Work instructions -> Write out every entry, unchanged. Skip any picture.

Source data ->
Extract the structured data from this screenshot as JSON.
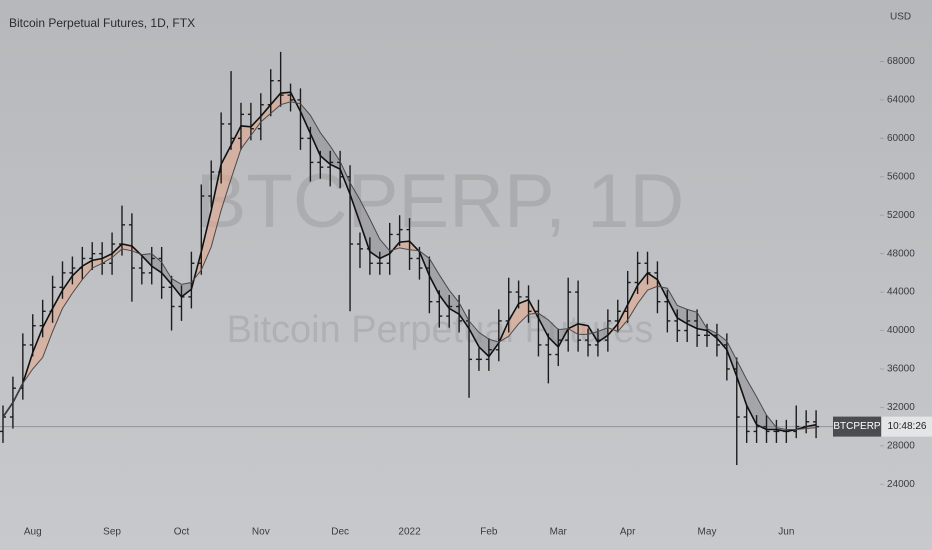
{
  "chart_data": {
    "type": "ohlc",
    "title": "Bitcoin Perpetual Futures, 1D, FTX",
    "currency": "USD",
    "watermark": "BTCPERP, 1D",
    "watermark_subtitle": "Bitcoin Perpetual Futures",
    "symbol_label": "BTCPERP",
    "countdown": "10:48:26",
    "color": "#1c1c1c",
    "band_colors": {
      "up": "#e3a98e",
      "down": "#8f9094"
    },
    "ylim": [
      20800,
      74400
    ],
    "yticks": [
      24000,
      28000,
      32000,
      36000,
      40000,
      44000,
      48000,
      52000,
      56000,
      60000,
      64000,
      68000
    ],
    "grid": false,
    "categories": [
      null,
      null,
      null,
      "Aug",
      null,
      null,
      null,
      null,
      null,
      null,
      null,
      "Sep",
      null,
      null,
      null,
      null,
      null,
      null,
      "Oct",
      null,
      null,
      null,
      null,
      null,
      null,
      null,
      "Nov",
      null,
      null,
      null,
      null,
      null,
      null,
      null,
      "Dec",
      null,
      null,
      null,
      null,
      null,
      null,
      "2022",
      null,
      null,
      null,
      null,
      null,
      null,
      null,
      "Feb",
      null,
      null,
      null,
      null,
      null,
      null,
      "Mar",
      null,
      null,
      null,
      null,
      null,
      null,
      "Apr",
      null,
      null,
      null,
      null,
      null,
      null,
      null,
      "May",
      null,
      null,
      null,
      null,
      null,
      null,
      null,
      "Jun",
      null,
      null,
      null
    ],
    "open": [
      29500,
      31000,
      34000,
      38500,
      40500,
      42000,
      44500,
      46000,
      46500,
      47500,
      48000,
      47000,
      49000,
      51000,
      46500,
      46000,
      47500,
      44500,
      42500,
      43500,
      47000,
      54000,
      56500,
      61500,
      60000,
      62500,
      61000,
      63500,
      66000,
      64500,
      64000,
      60000,
      57500,
      57000,
      57500,
      56000,
      49000,
      48500,
      47000,
      47000,
      50000,
      50500,
      47500,
      46500,
      43000,
      41500,
      42500,
      41000,
      37000,
      37000,
      38000,
      41000,
      44000,
      43500,
      42000,
      38500,
      37500,
      39000,
      44000,
      39000,
      38500,
      39000,
      41000,
      42000,
      45000,
      47000,
      46000,
      43000,
      41000,
      40000,
      41000,
      39500,
      39500,
      38500,
      36000,
      31000,
      29500,
      30000,
      29500,
      29500,
      29500,
      30000,
      30500
    ],
    "high": [
      32200,
      35200,
      39700,
      41700,
      43200,
      45700,
      47200,
      47700,
      48700,
      49200,
      49200,
      50200,
      53000,
      52200,
      47700,
      48700,
      48700,
      45700,
      44700,
      48200,
      55200,
      57700,
      62700,
      67000,
      63700,
      63700,
      64700,
      67200,
      69000,
      65700,
      65200,
      61200,
      58700,
      58700,
      58700,
      57200,
      50200,
      49700,
      48200,
      51200,
      52000,
      51700,
      48700,
      47700,
      44200,
      43700,
      43700,
      42200,
      38200,
      39200,
      42200,
      45500,
      45200,
      44700,
      43200,
      39700,
      40200,
      45500,
      45200,
      40200,
      40200,
      42200,
      43200,
      46200,
      48200,
      48200,
      47200,
      44200,
      42200,
      42200,
      42200,
      40700,
      40700,
      39700,
      37200,
      32200,
      31200,
      31200,
      30700,
      30700,
      32200,
      31700,
      31700
    ],
    "low": [
      28300,
      29800,
      32800,
      37300,
      39300,
      40800,
      43300,
      44800,
      45300,
      46300,
      45800,
      45800,
      47800,
      43000,
      44800,
      44800,
      43300,
      40000,
      41000,
      42300,
      45800,
      52800,
      55300,
      58800,
      58800,
      59800,
      59800,
      62300,
      63300,
      62800,
      58800,
      55500,
      55800,
      55000,
      54800,
      42000,
      46500,
      45800,
      45800,
      45800,
      48800,
      46300,
      45300,
      41800,
      40300,
      40300,
      39800,
      33000,
      35800,
      35800,
      36800,
      39800,
      42300,
      40800,
      37300,
      34500,
      36300,
      37800,
      37800,
      37300,
      37300,
      37800,
      39800,
      40800,
      43800,
      44800,
      41800,
      39800,
      38800,
      38800,
      38300,
      38300,
      37300,
      34800,
      26000,
      28300,
      28300,
      28300,
      28300,
      28300,
      28800,
      29300,
      28800
    ],
    "close": [
      31000,
      34000,
      38500,
      40500,
      42000,
      44500,
      46000,
      46500,
      47500,
      48000,
      47000,
      49000,
      51000,
      46500,
      46000,
      47500,
      44500,
      42500,
      43500,
      47000,
      54000,
      56500,
      61500,
      60000,
      62500,
      61000,
      63500,
      66000,
      64500,
      64000,
      60000,
      57500,
      57000,
      57500,
      56000,
      49000,
      48500,
      47000,
      47000,
      50000,
      50500,
      47500,
      46500,
      43000,
      41500,
      42500,
      41000,
      37000,
      37000,
      38000,
      41000,
      44000,
      43500,
      42000,
      38500,
      37500,
      39000,
      44000,
      39000,
      38500,
      39000,
      41000,
      42000,
      45000,
      47000,
      46000,
      43000,
      41000,
      40000,
      41000,
      39500,
      39500,
      38500,
      36000,
      31000,
      29500,
      30000,
      29500,
      29500,
      29500,
      30000,
      30500,
      30000
    ],
    "lines": [
      {
        "color": "#111111",
        "values": [
          31000,
          32500,
          34500,
          37700,
          40300,
          42300,
          44200,
          45700,
          46700,
          47300,
          47500,
          48000,
          49000,
          48800,
          47800,
          46700,
          46000,
          44800,
          43500,
          44300,
          48200,
          52500,
          57300,
          59300,
          61300,
          61200,
          62300,
          63500,
          64700,
          64800,
          62800,
          60500,
          58200,
          57300,
          56800,
          54200,
          51200,
          48200,
          47500,
          48000,
          49200,
          49300,
          48200,
          45700,
          43700,
          42300,
          41700,
          40200,
          38300,
          37300,
          38700,
          41000,
          42800,
          43200,
          41300,
          39300,
          38300,
          40200,
          40700,
          40500,
          38800,
          39500,
          40700,
          42700,
          44700,
          46000,
          45300,
          43300,
          41300,
          40700,
          40200,
          40000,
          39200,
          38000,
          35200,
          32200,
          30200,
          29700,
          29700,
          29500,
          29700,
          30000,
          30200
        ]
      },
      {
        "color": "#4a4a4e",
        "values": [
          31000,
          32500,
          34500,
          36000,
          37200,
          39900,
          42300,
          43900,
          45300,
          46500,
          47000,
          47600,
          48500,
          48300,
          47900,
          48000,
          47100,
          45400,
          44800,
          45000,
          46300,
          48700,
          52500,
          55800,
          58900,
          60300,
          61700,
          62600,
          63500,
          63800,
          63600,
          62400,
          60600,
          59200,
          57600,
          55400,
          53600,
          51600,
          49500,
          48300,
          48600,
          48400,
          48300,
          47500,
          45800,
          44200,
          42900,
          41000,
          39800,
          39100,
          38800,
          39400,
          40700,
          41700,
          41800,
          41100,
          40100,
          40200,
          39600,
          39600,
          39900,
          40300,
          39900,
          41100,
          42800,
          44200,
          44600,
          44400,
          42600,
          42200,
          41900,
          40200,
          39700,
          38900,
          36900,
          34900,
          33100,
          31200,
          29900,
          29700,
          29700,
          29800,
          29900
        ]
      }
    ]
  }
}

Result below ->
Extract the structured data from this screenshot as JSON.
{
  "chart_data": {
    "type": "ohlc",
    "title": "Bitcoin Perpetual Futures, 1D, FTX",
    "currency": "USD",
    "watermark": "BTCPERP, 1D",
    "watermark_subtitle": "Bitcoin Perpetual Futures",
    "symbol_label": "BTCPERP",
    "countdown": "10:48:26",
    "color": "#1c1c1c",
    "band_colors": {
      "up": "#e3a98e",
      "down": "#8f9094"
    },
    "ylim": [
      20800,
      74400
    ],
    "yticks": [
      24000,
      28000,
      32000,
      36000,
      40000,
      44000,
      48000,
      52000,
      56000,
      60000,
      64000,
      68000
    ],
    "grid": false,
    "categories": [
      null,
      null,
      null,
      "Aug",
      null,
      null,
      null,
      null,
      null,
      null,
      null,
      "Sep",
      null,
      null,
      null,
      null,
      null,
      null,
      "Oct",
      null,
      null,
      null,
      null,
      null,
      null,
      null,
      "Nov",
      null,
      null,
      null,
      null,
      null,
      null,
      null,
      "Dec",
      null,
      null,
      null,
      null,
      null,
      null,
      "2022",
      null,
      null,
      null,
      null,
      null,
      null,
      null,
      "Feb",
      null,
      null,
      null,
      null,
      null,
      null,
      "Mar",
      null,
      null,
      null,
      null,
      null,
      null,
      "Apr",
      null,
      null,
      null,
      null,
      null,
      null,
      null,
      "May",
      null,
      null,
      null,
      null,
      null,
      null,
      null,
      "Jun",
      null,
      null,
      null
    ],
    "open": [
      29500,
      31000,
      34000,
      38500,
      40500,
      42000,
      44500,
      46000,
      46500,
      47500,
      48000,
      47000,
      49000,
      51000,
      46500,
      46000,
      47500,
      44500,
      42500,
      43500,
      47000,
      54000,
      56500,
      61500,
      60000,
      62500,
      61000,
      63500,
      66000,
      64500,
      64000,
      60000,
      57500,
      57000,
      57500,
      56000,
      49000,
      48500,
      47000,
      47000,
      50000,
      50500,
      47500,
      46500,
      43000,
      41500,
      42500,
      41000,
      37000,
      37000,
      38000,
      41000,
      44000,
      43500,
      42000,
      38500,
      37500,
      39000,
      44000,
      39000,
      38500,
      39000,
      41000,
      42000,
      45000,
      47000,
      46000,
      43000,
      41000,
      40000,
      41000,
      39500,
      39500,
      38500,
      36000,
      31000,
      29500,
      30000,
      29500,
      29500,
      29500,
      30000,
      30500
    ],
    "high": [
      32200,
      35200,
      39700,
      41700,
      43200,
      45700,
      47200,
      47700,
      48700,
      49200,
      49200,
      50200,
      53000,
      52200,
      47700,
      48700,
      48700,
      45700,
      44700,
      48200,
      55200,
      57700,
      62700,
      67000,
      63700,
      63700,
      64700,
      67200,
      69000,
      65700,
      65200,
      61200,
      58700,
      58700,
      58700,
      57200,
      50200,
      49700,
      48200,
      51200,
      52000,
      51700,
      48700,
      47700,
      44200,
      43700,
      43700,
      42200,
      38200,
      39200,
      42200,
      45500,
      45200,
      44700,
      43200,
      39700,
      40200,
      45500,
      45200,
      40200,
      40200,
      42200,
      43200,
      46200,
      48200,
      48200,
      47200,
      44200,
      42200,
      42200,
      42200,
      40700,
      40700,
      39700,
      37200,
      32200,
      31200,
      31200,
      30700,
      30700,
      32200,
      31700,
      31700
    ],
    "low": [
      28300,
      29800,
      32800,
      37300,
      39300,
      40800,
      43300,
      44800,
      45300,
      46300,
      45800,
      45800,
      47800,
      43000,
      44800,
      44800,
      43300,
      40000,
      41000,
      42300,
      45800,
      52800,
      55300,
      58800,
      58800,
      59800,
      59800,
      62300,
      63300,
      62800,
      58800,
      55500,
      55800,
      55000,
      54800,
      42000,
      46500,
      45800,
      45800,
      45800,
      48800,
      46300,
      45300,
      41800,
      40300,
      40300,
      39800,
      33000,
      35800,
      35800,
      36800,
      39800,
      42300,
      40800,
      37300,
      34500,
      36300,
      37800,
      37800,
      37300,
      37300,
      37800,
      39800,
      40800,
      43800,
      44800,
      41800,
      39800,
      38800,
      38800,
      38300,
      38300,
      37300,
      34800,
      26000,
      28300,
      28300,
      28300,
      28300,
      28300,
      28800,
      29300,
      28800
    ],
    "close": [
      31000,
      34000,
      38500,
      40500,
      42000,
      44500,
      46000,
      46500,
      47500,
      48000,
      47000,
      49000,
      51000,
      46500,
      46000,
      47500,
      44500,
      42500,
      43500,
      47000,
      54000,
      56500,
      61500,
      60000,
      62500,
      61000,
      63500,
      66000,
      64500,
      64000,
      60000,
      57500,
      57000,
      57500,
      56000,
      49000,
      48500,
      47000,
      47000,
      50000,
      50500,
      47500,
      46500,
      43000,
      41500,
      42500,
      41000,
      37000,
      37000,
      38000,
      41000,
      44000,
      43500,
      42000,
      38500,
      37500,
      39000,
      44000,
      39000,
      38500,
      39000,
      41000,
      42000,
      45000,
      47000,
      46000,
      43000,
      41000,
      40000,
      41000,
      39500,
      39500,
      38500,
      36000,
      31000,
      29500,
      30000,
      29500,
      29500,
      29500,
      30000,
      30500,
      30000
    ],
    "lines": [
      {
        "color": "#111111",
        "values": [
          31000,
          32500,
          34500,
          37700,
          40300,
          42300,
          44200,
          45700,
          46700,
          47300,
          47500,
          48000,
          49000,
          48800,
          47800,
          46700,
          46000,
          44800,
          43500,
          44300,
          48200,
          52500,
          57300,
          59300,
          61300,
          61200,
          62300,
          63500,
          64700,
          64800,
          62800,
          60500,
          58200,
          57300,
          56800,
          54200,
          51200,
          48200,
          47500,
          48000,
          49200,
          49300,
          48200,
          45700,
          43700,
          42300,
          41700,
          40200,
          38300,
          37300,
          38700,
          41000,
          42800,
          43200,
          41300,
          39300,
          38300,
          40200,
          40700,
          40500,
          38800,
          39500,
          40700,
          42700,
          44700,
          46000,
          45300,
          43300,
          41300,
          40700,
          40200,
          40000,
          39200,
          38000,
          35200,
          32200,
          30200,
          29700,
          29700,
          29500,
          29700,
          30000,
          30200
        ]
      },
      {
        "color": "#4a4a4e",
        "values": [
          31000,
          32500,
          34500,
          36000,
          37200,
          39900,
          42300,
          43900,
          45300,
          46500,
          47000,
          47600,
          48500,
          48300,
          47900,
          48000,
          47100,
          45400,
          44800,
          45000,
          46300,
          48700,
          52500,
          55800,
          58900,
          60300,
          61700,
          62600,
          63500,
          63800,
          63600,
          62400,
          60600,
          59200,
          57600,
          55400,
          53600,
          51600,
          49500,
          48300,
          48600,
          48400,
          48300,
          47500,
          45800,
          44200,
          42900,
          41000,
          39800,
          39100,
          38800,
          39400,
          40700,
          41700,
          41800,
          41100,
          40100,
          40200,
          39600,
          39600,
          39900,
          40300,
          39900,
          41100,
          42800,
          44200,
          44600,
          44400,
          42600,
          42200,
          41900,
          40200,
          39700,
          38900,
          36900,
          34900,
          33100,
          31200,
          29900,
          29700,
          29700,
          29800,
          29900
        ]
      }
    ]
  }
}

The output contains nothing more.